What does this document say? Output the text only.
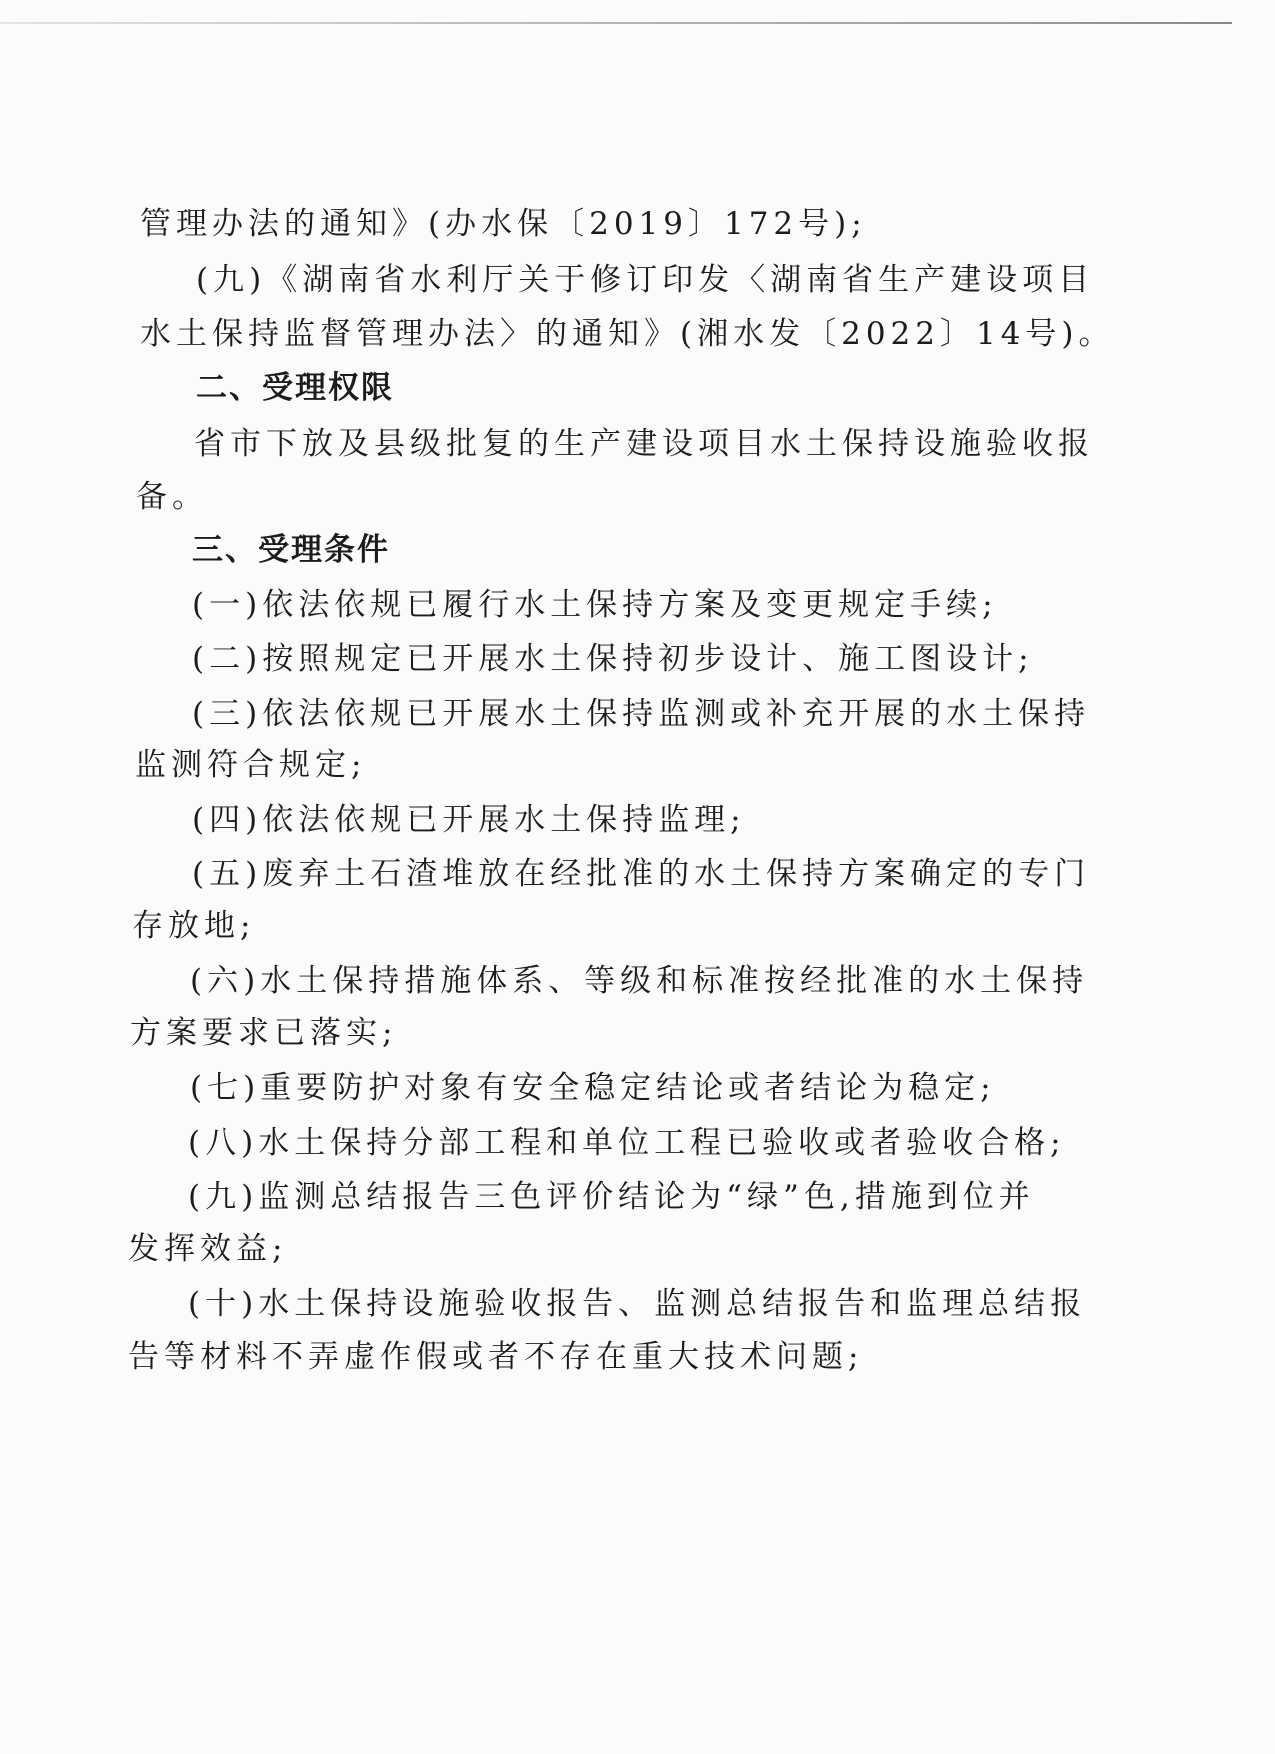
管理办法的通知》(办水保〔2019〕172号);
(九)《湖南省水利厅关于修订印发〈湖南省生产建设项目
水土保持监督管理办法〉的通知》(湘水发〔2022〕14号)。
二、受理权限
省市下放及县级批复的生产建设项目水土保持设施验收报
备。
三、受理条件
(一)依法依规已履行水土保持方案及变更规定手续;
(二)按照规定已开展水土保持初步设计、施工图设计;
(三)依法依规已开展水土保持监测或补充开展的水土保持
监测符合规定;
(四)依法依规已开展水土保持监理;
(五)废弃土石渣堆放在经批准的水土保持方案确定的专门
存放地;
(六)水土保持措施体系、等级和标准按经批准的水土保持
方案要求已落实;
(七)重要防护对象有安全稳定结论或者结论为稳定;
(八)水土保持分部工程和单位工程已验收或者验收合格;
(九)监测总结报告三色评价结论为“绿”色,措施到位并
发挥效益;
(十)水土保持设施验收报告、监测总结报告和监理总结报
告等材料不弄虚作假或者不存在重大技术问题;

================================

[Problem description]:
Except for the pictures, copy the material above exactly.

[Task result]:
What does this document say? Output the text only.
管理办法的通知》(办水保〔2019〕172号);
(九)《湖南省水利厅关于修订印发〈湖南省生产建设项目
水土保持监督管理办法〉的通知》(湘水发〔2022〕14号)。
二、受理权限
省市下放及县级批复的生产建设项目水土保持设施验收报
备。
三、受理条件
(一)依法依规已履行水土保持方案及变更规定手续;
(二)按照规定已开展水土保持初步设计、施工图设计;
(三)依法依规已开展水土保持监测或补充开展的水土保持
监测符合规定;
(四)依法依规已开展水土保持监理;
(五)废弃土石渣堆放在经批准的水土保持方案确定的专门
存放地;
(六)水土保持措施体系、等级和标准按经批准的水土保持
方案要求已落实;
(七)重要防护对象有安全稳定结论或者结论为稳定;
(八)水土保持分部工程和单位工程已验收或者验收合格;
(九)监测总结报告三色评价结论为“绿”色,措施到位并
发挥效益;
(十)水土保持设施验收报告、监测总结报告和监理总结报
告等材料不弄虚作假或者不存在重大技术问题;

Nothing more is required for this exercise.